### Exercise task
Quote all of the data below exactly, please.

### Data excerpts

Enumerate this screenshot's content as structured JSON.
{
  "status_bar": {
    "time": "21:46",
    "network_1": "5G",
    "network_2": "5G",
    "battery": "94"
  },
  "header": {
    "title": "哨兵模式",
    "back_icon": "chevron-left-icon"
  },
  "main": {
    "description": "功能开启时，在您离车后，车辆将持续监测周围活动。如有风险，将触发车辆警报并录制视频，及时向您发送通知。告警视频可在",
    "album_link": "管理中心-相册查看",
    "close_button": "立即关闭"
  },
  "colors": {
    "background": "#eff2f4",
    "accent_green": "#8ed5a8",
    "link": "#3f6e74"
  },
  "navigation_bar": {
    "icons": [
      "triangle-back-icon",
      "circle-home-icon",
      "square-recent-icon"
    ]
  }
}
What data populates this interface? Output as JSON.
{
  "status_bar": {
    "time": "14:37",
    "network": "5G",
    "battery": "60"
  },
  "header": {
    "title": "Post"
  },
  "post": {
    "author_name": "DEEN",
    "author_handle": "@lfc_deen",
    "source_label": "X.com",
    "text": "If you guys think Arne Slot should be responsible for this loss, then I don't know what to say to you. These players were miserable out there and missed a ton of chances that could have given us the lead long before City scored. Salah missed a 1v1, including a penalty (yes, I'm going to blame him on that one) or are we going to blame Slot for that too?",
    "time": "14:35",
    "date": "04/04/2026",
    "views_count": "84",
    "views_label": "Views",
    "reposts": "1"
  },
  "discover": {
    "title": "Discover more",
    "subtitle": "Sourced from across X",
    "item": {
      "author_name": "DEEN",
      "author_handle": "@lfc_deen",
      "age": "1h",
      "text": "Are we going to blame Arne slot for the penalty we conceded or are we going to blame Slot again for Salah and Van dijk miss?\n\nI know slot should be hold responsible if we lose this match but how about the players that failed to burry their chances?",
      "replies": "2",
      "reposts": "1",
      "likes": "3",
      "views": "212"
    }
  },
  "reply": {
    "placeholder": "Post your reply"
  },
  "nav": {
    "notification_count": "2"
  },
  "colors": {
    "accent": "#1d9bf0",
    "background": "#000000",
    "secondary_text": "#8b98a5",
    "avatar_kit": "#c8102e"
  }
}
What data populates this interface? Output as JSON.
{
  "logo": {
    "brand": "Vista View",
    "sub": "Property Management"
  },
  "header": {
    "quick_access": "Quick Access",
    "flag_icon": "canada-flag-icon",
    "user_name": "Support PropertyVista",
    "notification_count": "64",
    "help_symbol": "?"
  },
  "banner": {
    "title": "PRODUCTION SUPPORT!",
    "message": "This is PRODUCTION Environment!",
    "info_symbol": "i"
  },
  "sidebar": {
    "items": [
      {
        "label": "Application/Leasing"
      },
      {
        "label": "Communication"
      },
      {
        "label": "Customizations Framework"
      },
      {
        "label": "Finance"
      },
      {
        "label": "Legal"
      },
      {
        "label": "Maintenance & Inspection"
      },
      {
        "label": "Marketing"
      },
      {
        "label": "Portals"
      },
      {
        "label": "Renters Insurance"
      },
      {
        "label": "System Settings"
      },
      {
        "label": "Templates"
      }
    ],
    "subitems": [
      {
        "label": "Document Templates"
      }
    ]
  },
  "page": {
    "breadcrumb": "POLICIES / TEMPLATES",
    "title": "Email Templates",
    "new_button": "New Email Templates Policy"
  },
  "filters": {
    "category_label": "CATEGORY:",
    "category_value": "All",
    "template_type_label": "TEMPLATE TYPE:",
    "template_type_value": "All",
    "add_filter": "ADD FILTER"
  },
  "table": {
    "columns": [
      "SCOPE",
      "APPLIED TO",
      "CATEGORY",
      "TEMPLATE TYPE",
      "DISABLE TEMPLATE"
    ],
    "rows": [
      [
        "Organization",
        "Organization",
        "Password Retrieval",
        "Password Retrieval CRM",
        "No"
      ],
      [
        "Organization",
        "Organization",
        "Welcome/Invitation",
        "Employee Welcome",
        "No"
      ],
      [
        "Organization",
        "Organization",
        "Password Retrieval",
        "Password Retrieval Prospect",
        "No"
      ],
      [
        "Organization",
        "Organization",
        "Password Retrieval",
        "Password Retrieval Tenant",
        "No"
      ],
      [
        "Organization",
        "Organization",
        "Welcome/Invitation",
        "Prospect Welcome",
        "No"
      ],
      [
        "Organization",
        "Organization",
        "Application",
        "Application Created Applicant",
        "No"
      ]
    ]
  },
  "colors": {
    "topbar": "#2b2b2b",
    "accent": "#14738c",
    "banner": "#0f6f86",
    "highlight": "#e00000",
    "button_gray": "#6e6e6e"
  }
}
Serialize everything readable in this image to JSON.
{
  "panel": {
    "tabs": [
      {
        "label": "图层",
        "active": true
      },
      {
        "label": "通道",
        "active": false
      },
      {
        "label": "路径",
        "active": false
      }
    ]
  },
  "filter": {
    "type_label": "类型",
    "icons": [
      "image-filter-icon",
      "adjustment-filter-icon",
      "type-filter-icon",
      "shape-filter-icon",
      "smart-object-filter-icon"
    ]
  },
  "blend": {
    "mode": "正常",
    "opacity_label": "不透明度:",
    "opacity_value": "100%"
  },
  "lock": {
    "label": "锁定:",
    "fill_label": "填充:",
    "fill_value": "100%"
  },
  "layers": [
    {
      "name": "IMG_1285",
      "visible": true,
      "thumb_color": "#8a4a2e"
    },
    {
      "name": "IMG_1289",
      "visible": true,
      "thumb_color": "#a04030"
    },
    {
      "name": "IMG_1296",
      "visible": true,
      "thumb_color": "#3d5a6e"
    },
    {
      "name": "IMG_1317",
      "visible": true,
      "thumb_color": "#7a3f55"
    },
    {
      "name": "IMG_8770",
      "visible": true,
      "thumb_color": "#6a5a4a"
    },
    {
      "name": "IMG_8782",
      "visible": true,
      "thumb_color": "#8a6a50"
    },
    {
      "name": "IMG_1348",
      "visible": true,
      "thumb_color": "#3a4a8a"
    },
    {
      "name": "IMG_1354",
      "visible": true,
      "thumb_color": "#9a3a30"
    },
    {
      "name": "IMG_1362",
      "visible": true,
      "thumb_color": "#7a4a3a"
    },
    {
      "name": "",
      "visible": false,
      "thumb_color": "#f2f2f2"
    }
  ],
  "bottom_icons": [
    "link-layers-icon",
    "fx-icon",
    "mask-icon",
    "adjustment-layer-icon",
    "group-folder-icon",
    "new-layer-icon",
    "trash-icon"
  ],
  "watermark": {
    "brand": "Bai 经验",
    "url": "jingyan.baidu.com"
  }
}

### Result of this task
Enumerate this screenshot's content as structured JSON.
{
  "status_bar": {
    "time": "21:46",
    "network_1": "5G",
    "network_2": "5G",
    "battery": "94"
  },
  "header": {
    "title": "哨兵模式",
    "back_icon": "chevron-left-icon"
  },
  "main": {
    "description": "功能开启时，在您离车后，车辆将持续监测周围活动。如有风险，将触发车辆警报并录制视频，及时向您发送通知。告警视频可在",
    "album_link": "管理中心-相册查看",
    "close_button": "立即关闭"
  },
  "colors": {
    "background": "#eff2f4",
    "accent_green": "#8ed5a8",
    "link": "#3f6e74"
  },
  "navigation_bar": {
    "icons": [
      "triangle-back-icon",
      "circle-home-icon",
      "square-recent-icon"
    ]
  }
}
What data populates this interface? Output as JSON.
{
  "status_bar": {
    "time": "14:37",
    "network": "5G",
    "battery": "60"
  },
  "header": {
    "title": "Post"
  },
  "post": {
    "author_name": "DEEN",
    "author_handle": "@lfc_deen",
    "source_label": "X.com",
    "text": "If you guys think Arne Slot should be responsible for this loss, then I don't know what to say to you. These players were miserable out there and missed a ton of chances that could have given us the lead long before City scored. Salah missed a 1v1, including a penalty (yes, I'm going to blame him on that one) or are we going to blame Slot for that too?",
    "time": "14:35",
    "date": "04/04/2026",
    "views_count": "84",
    "views_label": "Views",
    "reposts": "1"
  },
  "discover": {
    "title": "Discover more",
    "subtitle": "Sourced from across X",
    "item": {
      "author_name": "DEEN",
      "author_handle": "@lfc_deen",
      "age": "1h",
      "text": "Are we going to blame Arne slot for the penalty we conceded or are we going to blame Slot again for Salah and Van dijk miss?\n\nI know slot should be hold responsible if we lose this match but how about the players that failed to burry their chances?",
      "replies": "2",
      "reposts": "1",
      "likes": "3",
      "views": "212"
    }
  },
  "reply": {
    "placeholder": "Post your reply"
  },
  "nav": {
    "notification_count": "2"
  },
  "colors": {
    "accent": "#1d9bf0",
    "background": "#000000",
    "secondary_text": "#8b98a5",
    "avatar_kit": "#c8102e"
  }
}
What data populates this interface? Output as JSON.
{
  "logo": {
    "brand": "Vista View",
    "sub": "Property Management"
  },
  "header": {
    "quick_access": "Quick Access",
    "flag_icon": "canada-flag-icon",
    "user_name": "Support PropertyVista",
    "notification_count": "64",
    "help_symbol": "?"
  },
  "banner": {
    "title": "PRODUCTION SUPPORT!",
    "message": "This is PRODUCTION Environment!",
    "info_symbol": "i"
  },
  "sidebar": {
    "items": [
      {
        "label": "Application/Leasing"
      },
      {
        "label": "Communication"
      },
      {
        "label": "Customizations Framework"
      },
      {
        "label": "Finance"
      },
      {
        "label": "Legal"
      },
      {
        "label": "Maintenance & Inspection"
      },
      {
        "label": "Marketing"
      },
      {
        "label": "Portals"
      },
      {
        "label": "Renters Insurance"
      },
      {
        "label": "System Settings"
      },
      {
        "label": "Templates"
      }
    ],
    "subitems": [
      {
        "label": "Document Templates"
      }
    ]
  },
  "page": {
    "breadcrumb": "POLICIES / TEMPLATES",
    "title": "Email Templates",
    "new_button": "New Email Templates Policy"
  },
  "filters": {
    "category_label": "CATEGORY:",
    "category_value": "All",
    "template_type_label": "TEMPLATE TYPE:",
    "template_type_value": "All",
    "add_filter": "ADD FILTER"
  },
  "table": {
    "columns": [
      "SCOPE",
      "APPLIED TO",
      "CATEGORY",
      "TEMPLATE TYPE",
      "DISABLE TEMPLATE"
    ],
    "rows": [
      [
        "Organization",
        "Organization",
        "Password Retrieval",
        "Password Retrieval CRM",
        "No"
      ],
      [
        "Organization",
        "Organization",
        "Welcome/Invitation",
        "Employee Welcome",
        "No"
      ],
      [
        "Organization",
        "Organization",
        "Password Retrieval",
        "Password Retrieval Prospect",
        "No"
      ],
      [
        "Organization",
        "Organization",
        "Password Retrieval",
        "Password Retrieval Tenant",
        "No"
      ],
      [
        "Organization",
        "Organization",
        "Welcome/Invitation",
        "Prospect Welcome",
        "No"
      ],
      [
        "Organization",
        "Organization",
        "Application",
        "Application Created Applicant",
        "No"
      ]
    ]
  },
  "colors": {
    "topbar": "#2b2b2b",
    "accent": "#14738c",
    "banner": "#0f6f86",
    "highlight": "#e00000",
    "button_gray": "#6e6e6e"
  }
}
Serialize everything readable in this image to JSON.
{
  "panel": {
    "tabs": [
      {
        "label": "图层",
        "active": true
      },
      {
        "label": "通道",
        "active": false
      },
      {
        "label": "路径",
        "active": false
      }
    ]
  },
  "filter": {
    "type_label": "类型",
    "icons": [
      "image-filter-icon",
      "adjustment-filter-icon",
      "type-filter-icon",
      "shape-filter-icon",
      "smart-object-filter-icon"
    ]
  },
  "blend": {
    "mode": "正常",
    "opacity_label": "不透明度:",
    "opacity_value": "100%"
  },
  "lock": {
    "label": "锁定:",
    "fill_label": "填充:",
    "fill_value": "100%"
  },
  "layers": [
    {
      "name": "IMG_1285",
      "visible": true,
      "thumb_color": "#8a4a2e"
    },
    {
      "name": "IMG_1289",
      "visible": true,
      "thumb_color": "#a04030"
    },
    {
      "name": "IMG_1296",
      "visible": true,
      "thumb_color": "#3d5a6e"
    },
    {
      "name": "IMG_1317",
      "visible": true,
      "thumb_color": "#7a3f55"
    },
    {
      "name": "IMG_8770",
      "visible": true,
      "thumb_color": "#6a5a4a"
    },
    {
      "name": "IMG_8782",
      "visible": true,
      "thumb_color": "#8a6a50"
    },
    {
      "name": "IMG_1348",
      "visible": true,
      "thumb_color": "#3a4a8a"
    },
    {
      "name": "IMG_1354",
      "visible": true,
      "thumb_color": "#9a3a30"
    },
    {
      "name": "IMG_1362",
      "visible": true,
      "thumb_color": "#7a4a3a"
    },
    {
      "name": "",
      "visible": false,
      "thumb_color": "#f2f2f2"
    }
  ],
  "bottom_icons": [
    "link-layers-icon",
    "fx-icon",
    "mask-icon",
    "adjustment-layer-icon",
    "group-folder-icon",
    "new-layer-icon",
    "trash-icon"
  ],
  "watermark": {
    "brand": "Bai 经验",
    "url": "jingyan.baidu.com"
  }
}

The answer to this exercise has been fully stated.